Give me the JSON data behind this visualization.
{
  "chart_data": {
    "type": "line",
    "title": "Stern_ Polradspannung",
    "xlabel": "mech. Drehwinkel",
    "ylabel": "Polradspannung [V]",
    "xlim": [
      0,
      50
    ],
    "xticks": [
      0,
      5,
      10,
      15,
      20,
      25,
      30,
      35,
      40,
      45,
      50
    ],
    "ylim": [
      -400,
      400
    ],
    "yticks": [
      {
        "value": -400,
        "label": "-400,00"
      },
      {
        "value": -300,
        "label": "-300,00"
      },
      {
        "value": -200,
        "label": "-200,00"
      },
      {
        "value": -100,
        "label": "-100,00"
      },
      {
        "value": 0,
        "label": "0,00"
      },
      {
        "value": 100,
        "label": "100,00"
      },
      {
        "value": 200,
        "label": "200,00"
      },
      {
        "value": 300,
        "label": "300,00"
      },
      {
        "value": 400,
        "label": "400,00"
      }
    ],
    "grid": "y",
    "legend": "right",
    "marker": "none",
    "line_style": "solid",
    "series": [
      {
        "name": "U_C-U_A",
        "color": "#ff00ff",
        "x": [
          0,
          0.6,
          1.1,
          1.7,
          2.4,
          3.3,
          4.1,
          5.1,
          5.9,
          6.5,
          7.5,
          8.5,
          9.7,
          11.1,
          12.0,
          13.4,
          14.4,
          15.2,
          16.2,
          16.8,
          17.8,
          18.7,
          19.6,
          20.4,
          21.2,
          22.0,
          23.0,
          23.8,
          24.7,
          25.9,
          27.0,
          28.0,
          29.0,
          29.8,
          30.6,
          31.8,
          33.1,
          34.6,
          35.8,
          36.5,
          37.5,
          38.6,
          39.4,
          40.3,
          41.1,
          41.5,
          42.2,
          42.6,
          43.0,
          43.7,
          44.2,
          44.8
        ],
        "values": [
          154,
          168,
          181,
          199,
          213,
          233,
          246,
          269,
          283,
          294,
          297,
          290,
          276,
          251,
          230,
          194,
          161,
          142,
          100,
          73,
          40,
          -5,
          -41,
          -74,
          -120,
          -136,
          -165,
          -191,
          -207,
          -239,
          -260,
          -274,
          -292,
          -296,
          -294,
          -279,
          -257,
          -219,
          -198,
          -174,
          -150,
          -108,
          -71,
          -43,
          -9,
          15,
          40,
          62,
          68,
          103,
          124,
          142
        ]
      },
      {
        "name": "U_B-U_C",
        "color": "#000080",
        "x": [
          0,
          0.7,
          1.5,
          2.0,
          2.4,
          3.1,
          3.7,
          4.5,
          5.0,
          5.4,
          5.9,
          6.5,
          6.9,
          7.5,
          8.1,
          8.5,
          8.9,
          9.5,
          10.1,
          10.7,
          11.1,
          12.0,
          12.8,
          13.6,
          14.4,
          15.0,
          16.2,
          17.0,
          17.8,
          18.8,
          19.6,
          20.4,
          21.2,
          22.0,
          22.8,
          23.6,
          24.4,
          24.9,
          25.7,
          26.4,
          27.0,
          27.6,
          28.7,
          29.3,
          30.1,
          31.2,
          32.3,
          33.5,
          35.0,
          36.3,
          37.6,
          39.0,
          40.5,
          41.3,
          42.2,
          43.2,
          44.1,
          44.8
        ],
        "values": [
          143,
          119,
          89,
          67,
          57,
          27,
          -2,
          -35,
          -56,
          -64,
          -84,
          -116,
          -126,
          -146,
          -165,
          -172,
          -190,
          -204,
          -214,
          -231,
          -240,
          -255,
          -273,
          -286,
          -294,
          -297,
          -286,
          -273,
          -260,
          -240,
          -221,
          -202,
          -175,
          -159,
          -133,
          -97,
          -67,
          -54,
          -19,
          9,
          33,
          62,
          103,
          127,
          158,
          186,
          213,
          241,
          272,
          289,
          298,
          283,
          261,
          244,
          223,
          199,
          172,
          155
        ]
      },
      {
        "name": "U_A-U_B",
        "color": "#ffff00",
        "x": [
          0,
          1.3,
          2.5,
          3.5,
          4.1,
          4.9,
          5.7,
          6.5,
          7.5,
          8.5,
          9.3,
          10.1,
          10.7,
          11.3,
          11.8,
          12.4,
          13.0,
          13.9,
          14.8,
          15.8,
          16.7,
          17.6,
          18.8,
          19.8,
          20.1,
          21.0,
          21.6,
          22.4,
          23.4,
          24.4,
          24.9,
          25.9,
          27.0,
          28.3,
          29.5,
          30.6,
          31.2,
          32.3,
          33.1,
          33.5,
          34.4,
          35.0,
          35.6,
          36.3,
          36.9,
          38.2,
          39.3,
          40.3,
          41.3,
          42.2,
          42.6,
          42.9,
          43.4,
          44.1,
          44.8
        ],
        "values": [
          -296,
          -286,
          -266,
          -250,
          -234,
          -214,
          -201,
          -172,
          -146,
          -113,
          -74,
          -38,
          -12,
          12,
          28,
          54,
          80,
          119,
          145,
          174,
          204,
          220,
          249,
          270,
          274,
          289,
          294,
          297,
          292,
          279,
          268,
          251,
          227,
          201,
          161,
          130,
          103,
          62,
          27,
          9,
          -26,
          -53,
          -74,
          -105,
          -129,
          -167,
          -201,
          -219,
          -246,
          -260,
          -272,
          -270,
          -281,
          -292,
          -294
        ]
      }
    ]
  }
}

◆ **The problem**: Extract, from the material above, each line holding the word "Polradspannung".

◆ **Task result**:
    "title": "Stern_ Polradspannung",
    "ylabel": "Polradspannung [V]",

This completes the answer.